--- Written exercise ---
Each entry has to be copied exactly, with nothing missed.

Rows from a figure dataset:
..............................
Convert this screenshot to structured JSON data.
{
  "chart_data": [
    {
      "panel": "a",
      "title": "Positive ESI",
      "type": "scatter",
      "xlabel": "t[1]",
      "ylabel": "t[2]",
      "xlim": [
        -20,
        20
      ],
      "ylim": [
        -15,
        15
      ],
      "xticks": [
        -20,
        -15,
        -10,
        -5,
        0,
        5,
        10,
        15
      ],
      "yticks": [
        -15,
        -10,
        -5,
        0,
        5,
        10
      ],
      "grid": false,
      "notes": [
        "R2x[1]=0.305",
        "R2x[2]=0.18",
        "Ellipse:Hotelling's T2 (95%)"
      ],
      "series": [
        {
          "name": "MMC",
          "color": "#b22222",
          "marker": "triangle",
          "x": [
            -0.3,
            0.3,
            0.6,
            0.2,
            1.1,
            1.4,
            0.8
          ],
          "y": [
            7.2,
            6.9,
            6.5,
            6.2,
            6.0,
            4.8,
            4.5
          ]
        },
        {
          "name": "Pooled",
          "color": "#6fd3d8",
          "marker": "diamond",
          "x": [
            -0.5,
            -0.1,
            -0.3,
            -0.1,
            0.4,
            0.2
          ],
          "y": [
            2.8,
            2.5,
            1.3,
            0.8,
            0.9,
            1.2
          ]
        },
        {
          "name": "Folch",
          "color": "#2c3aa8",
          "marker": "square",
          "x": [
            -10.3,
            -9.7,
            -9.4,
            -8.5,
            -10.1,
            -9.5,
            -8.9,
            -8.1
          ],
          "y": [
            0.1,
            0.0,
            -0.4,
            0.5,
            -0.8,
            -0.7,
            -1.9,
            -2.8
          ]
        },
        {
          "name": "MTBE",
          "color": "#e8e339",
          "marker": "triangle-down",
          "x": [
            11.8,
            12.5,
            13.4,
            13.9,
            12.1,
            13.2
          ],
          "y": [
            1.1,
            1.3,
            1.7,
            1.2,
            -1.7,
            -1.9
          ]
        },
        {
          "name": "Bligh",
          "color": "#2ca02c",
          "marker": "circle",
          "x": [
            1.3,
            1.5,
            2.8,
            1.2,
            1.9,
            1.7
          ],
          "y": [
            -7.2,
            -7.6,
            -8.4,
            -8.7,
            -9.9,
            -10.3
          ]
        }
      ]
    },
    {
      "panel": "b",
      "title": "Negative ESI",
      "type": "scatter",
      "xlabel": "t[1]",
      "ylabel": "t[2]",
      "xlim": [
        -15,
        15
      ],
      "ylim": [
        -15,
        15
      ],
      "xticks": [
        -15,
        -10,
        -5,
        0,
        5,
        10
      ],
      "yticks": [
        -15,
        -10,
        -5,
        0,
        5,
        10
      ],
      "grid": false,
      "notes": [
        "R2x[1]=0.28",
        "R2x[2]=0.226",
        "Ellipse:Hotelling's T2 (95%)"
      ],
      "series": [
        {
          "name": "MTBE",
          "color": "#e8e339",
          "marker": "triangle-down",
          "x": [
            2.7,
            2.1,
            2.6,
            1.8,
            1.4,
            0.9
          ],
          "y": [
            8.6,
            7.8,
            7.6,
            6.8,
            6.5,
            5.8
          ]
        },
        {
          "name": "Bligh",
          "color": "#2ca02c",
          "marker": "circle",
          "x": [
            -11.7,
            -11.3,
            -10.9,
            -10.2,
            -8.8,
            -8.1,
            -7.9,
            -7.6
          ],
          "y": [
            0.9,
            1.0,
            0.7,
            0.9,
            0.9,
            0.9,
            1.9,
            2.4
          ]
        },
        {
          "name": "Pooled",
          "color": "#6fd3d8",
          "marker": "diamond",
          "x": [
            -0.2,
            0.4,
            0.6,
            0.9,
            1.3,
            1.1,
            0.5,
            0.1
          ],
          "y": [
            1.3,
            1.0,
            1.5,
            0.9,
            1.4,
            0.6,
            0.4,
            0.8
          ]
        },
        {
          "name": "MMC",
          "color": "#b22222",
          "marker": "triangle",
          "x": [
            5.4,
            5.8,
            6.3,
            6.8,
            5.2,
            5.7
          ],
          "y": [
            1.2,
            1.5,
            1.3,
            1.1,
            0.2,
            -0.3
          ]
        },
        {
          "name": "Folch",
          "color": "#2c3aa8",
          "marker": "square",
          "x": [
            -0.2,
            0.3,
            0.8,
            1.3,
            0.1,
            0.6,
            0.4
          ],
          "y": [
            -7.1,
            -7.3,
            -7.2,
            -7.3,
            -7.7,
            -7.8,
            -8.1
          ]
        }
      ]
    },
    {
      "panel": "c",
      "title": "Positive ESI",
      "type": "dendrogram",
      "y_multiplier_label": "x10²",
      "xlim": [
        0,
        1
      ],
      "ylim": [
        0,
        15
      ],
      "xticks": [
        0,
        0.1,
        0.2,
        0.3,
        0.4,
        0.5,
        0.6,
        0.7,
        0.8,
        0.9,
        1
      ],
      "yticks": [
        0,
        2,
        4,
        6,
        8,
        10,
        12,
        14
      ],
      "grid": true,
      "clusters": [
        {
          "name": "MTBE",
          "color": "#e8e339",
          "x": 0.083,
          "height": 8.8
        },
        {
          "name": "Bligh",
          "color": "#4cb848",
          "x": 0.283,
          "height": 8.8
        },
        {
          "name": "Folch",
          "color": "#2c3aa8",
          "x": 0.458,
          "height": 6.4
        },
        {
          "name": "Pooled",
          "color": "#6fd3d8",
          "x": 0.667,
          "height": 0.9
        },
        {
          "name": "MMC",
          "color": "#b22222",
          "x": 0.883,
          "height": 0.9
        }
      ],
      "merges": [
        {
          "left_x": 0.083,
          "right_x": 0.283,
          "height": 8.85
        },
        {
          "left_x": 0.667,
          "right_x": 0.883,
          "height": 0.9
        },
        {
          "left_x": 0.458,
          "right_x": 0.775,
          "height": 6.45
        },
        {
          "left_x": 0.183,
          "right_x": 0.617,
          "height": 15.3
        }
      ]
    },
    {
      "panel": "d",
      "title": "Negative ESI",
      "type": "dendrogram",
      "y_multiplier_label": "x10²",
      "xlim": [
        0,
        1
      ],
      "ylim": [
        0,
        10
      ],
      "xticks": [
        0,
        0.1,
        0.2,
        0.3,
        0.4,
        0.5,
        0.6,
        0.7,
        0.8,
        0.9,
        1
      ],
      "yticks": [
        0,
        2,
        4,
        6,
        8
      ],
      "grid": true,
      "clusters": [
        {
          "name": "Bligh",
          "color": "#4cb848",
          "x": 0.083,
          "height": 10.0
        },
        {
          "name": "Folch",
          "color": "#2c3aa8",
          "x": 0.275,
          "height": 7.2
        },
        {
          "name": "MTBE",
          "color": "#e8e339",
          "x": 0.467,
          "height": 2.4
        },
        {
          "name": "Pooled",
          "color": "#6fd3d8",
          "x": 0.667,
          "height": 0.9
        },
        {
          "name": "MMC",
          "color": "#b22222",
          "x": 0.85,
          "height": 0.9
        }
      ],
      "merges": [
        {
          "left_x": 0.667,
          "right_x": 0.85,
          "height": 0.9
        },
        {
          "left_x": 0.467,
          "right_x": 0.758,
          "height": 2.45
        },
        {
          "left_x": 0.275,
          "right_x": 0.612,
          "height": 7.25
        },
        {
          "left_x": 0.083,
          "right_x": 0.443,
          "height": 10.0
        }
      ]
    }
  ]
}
..............................
--- Finished task ---
Convert this screenshot to structured JSON data.
{
  "chart_data": [
    {
      "panel": "a",
      "title": "Positive ESI",
      "type": "scatter",
      "xlabel": "t[1]",
      "ylabel": "t[2]",
      "xlim": [
        -20,
        20
      ],
      "ylim": [
        -15,
        15
      ],
      "xticks": [
        -20,
        -15,
        -10,
        -5,
        0,
        5,
        10,
        15
      ],
      "yticks": [
        -15,
        -10,
        -5,
        0,
        5,
        10
      ],
      "grid": false,
      "notes": [
        "R2x[1]=0.305",
        "R2x[2]=0.18",
        "Ellipse:Hotelling's T2 (95%)"
      ],
      "series": [
        {
          "name": "MMC",
          "color": "#b22222",
          "marker": "triangle",
          "x": [
            -0.3,
            0.3,
            0.6,
            0.2,
            1.1,
            1.4,
            0.8
          ],
          "y": [
            7.2,
            6.9,
            6.5,
            6.2,
            6.0,
            4.8,
            4.5
          ]
        },
        {
          "name": "Pooled",
          "color": "#6fd3d8",
          "marker": "diamond",
          "x": [
            -0.5,
            -0.1,
            -0.3,
            -0.1,
            0.4,
            0.2
          ],
          "y": [
            2.8,
            2.5,
            1.3,
            0.8,
            0.9,
            1.2
          ]
        },
        {
          "name": "Folch",
          "color": "#2c3aa8",
          "marker": "square",
          "x": [
            -10.3,
            -9.7,
            -9.4,
            -8.5,
            -10.1,
            -9.5,
            -8.9,
            -8.1
          ],
          "y": [
            0.1,
            0.0,
            -0.4,
            0.5,
            -0.8,
            -0.7,
            -1.9,
            -2.8
          ]
        },
        {
          "name": "MTBE",
          "color": "#e8e339",
          "marker": "triangle-down",
          "x": [
            11.8,
            12.5,
            13.4,
            13.9,
            12.1,
            13.2
          ],
          "y": [
            1.1,
            1.3,
            1.7,
            1.2,
            -1.7,
            -1.9
          ]
        },
        {
          "name": "Bligh",
          "color": "#2ca02c",
          "marker": "circle",
          "x": [
            1.3,
            1.5,
            2.8,
            1.2,
            1.9,
            1.7
          ],
          "y": [
            -7.2,
            -7.6,
            -8.4,
            -8.7,
            -9.9,
            -10.3
          ]
        }
      ]
    },
    {
      "panel": "b",
      "title": "Negative ESI",
      "type": "scatter",
      "xlabel": "t[1]",
      "ylabel": "t[2]",
      "xlim": [
        -15,
        15
      ],
      "ylim": [
        -15,
        15
      ],
      "xticks": [
        -15,
        -10,
        -5,
        0,
        5,
        10
      ],
      "yticks": [
        -15,
        -10,
        -5,
        0,
        5,
        10
      ],
      "grid": false,
      "notes": [
        "R2x[1]=0.28",
        "R2x[2]=0.226",
        "Ellipse:Hotelling's T2 (95%)"
      ],
      "series": [
        {
          "name": "MTBE",
          "color": "#e8e339",
          "marker": "triangle-down",
          "x": [
            2.7,
            2.1,
            2.6,
            1.8,
            1.4,
            0.9
          ],
          "y": [
            8.6,
            7.8,
            7.6,
            6.8,
            6.5,
            5.8
          ]
        },
        {
          "name": "Bligh",
          "color": "#2ca02c",
          "marker": "circle",
          "x": [
            -11.7,
            -11.3,
            -10.9,
            -10.2,
            -8.8,
            -8.1,
            -7.9,
            -7.6
          ],
          "y": [
            0.9,
            1.0,
            0.7,
            0.9,
            0.9,
            0.9,
            1.9,
            2.4
          ]
        },
        {
          "name": "Pooled",
          "color": "#6fd3d8",
          "marker": "diamond",
          "x": [
            -0.2,
            0.4,
            0.6,
            0.9,
            1.3,
            1.1,
            0.5,
            0.1
          ],
          "y": [
            1.3,
            1.0,
            1.5,
            0.9,
            1.4,
            0.6,
            0.4,
            0.8
          ]
        },
        {
          "name": "MMC",
          "color": "#b22222",
          "marker": "triangle",
          "x": [
            5.4,
            5.8,
            6.3,
            6.8,
            5.2,
            5.7
          ],
          "y": [
            1.2,
            1.5,
            1.3,
            1.1,
            0.2,
            -0.3
          ]
        },
        {
          "name": "Folch",
          "color": "#2c3aa8",
          "marker": "square",
          "x": [
            -0.2,
            0.3,
            0.8,
            1.3,
            0.1,
            0.6,
            0.4
          ],
          "y": [
            -7.1,
            -7.3,
            -7.2,
            -7.3,
            -7.7,
            -7.8,
            -8.1
          ]
        }
      ]
    },
    {
      "panel": "c",
      "title": "Positive ESI",
      "type": "dendrogram",
      "y_multiplier_label": "x10²",
      "xlim": [
        0,
        1
      ],
      "ylim": [
        0,
        15
      ],
      "xticks": [
        0,
        0.1,
        0.2,
        0.3,
        0.4,
        0.5,
        0.6,
        0.7,
        0.8,
        0.9,
        1
      ],
      "yticks": [
        0,
        2,
        4,
        6,
        8,
        10,
        12,
        14
      ],
      "grid": true,
      "clusters": [
        {
          "name": "MTBE",
          "color": "#e8e339",
          "x": 0.083,
          "height": 8.8
        },
        {
          "name": "Bligh",
          "color": "#4cb848",
          "x": 0.283,
          "height": 8.8
        },
        {
          "name": "Folch",
          "color": "#2c3aa8",
          "x": 0.458,
          "height": 6.4
        },
        {
          "name": "Pooled",
          "color": "#6fd3d8",
          "x": 0.667,
          "height": 0.9
        },
        {
          "name": "MMC",
          "color": "#b22222",
          "x": 0.883,
          "height": 0.9
        }
      ],
      "merges": [
        {
          "left_x": 0.083,
          "right_x": 0.283,
          "height": 8.85
        },
        {
          "left_x": 0.667,
          "right_x": 0.883,
          "height": 0.9
        },
        {
          "left_x": 0.458,
          "right_x": 0.775,
          "height": 6.45
        },
        {
          "left_x": 0.183,
          "right_x": 0.617,
          "height": 15.3
        }
      ]
    },
    {
      "panel": "d",
      "title": "Negative ESI",
      "type": "dendrogram",
      "y_multiplier_label": "x10²",
      "xlim": [
        0,
        1
      ],
      "ylim": [
        0,
        10
      ],
      "xticks": [
        0,
        0.1,
        0.2,
        0.3,
        0.4,
        0.5,
        0.6,
        0.7,
        0.8,
        0.9,
        1
      ],
      "yticks": [
        0,
        2,
        4,
        6,
        8
      ],
      "grid": true,
      "clusters": [
        {
          "name": "Bligh",
          "color": "#4cb848",
          "x": 0.083,
          "height": 10.0
        },
        {
          "name": "Folch",
          "color": "#2c3aa8",
          "x": 0.275,
          "height": 7.2
        },
        {
          "name": "MTBE",
          "color": "#e8e339",
          "x": 0.467,
          "height": 2.4
        },
        {
          "name": "Pooled",
          "color": "#6fd3d8",
          "x": 0.667,
          "height": 0.9
        },
        {
          "name": "MMC",
          "color": "#b22222",
          "x": 0.85,
          "height": 0.9
        }
      ],
      "merges": [
        {
          "left_x": 0.667,
          "right_x": 0.85,
          "height": 0.9
        },
        {
          "left_x": 0.467,
          "right_x": 0.758,
          "height": 2.45
        },
        {
          "left_x": 0.275,
          "right_x": 0.612,
          "height": 7.25
        },
        {
          "left_x": 0.083,
          "right_x": 0.443,
          "height": 10.0
        }
      ]
    }
  ]
}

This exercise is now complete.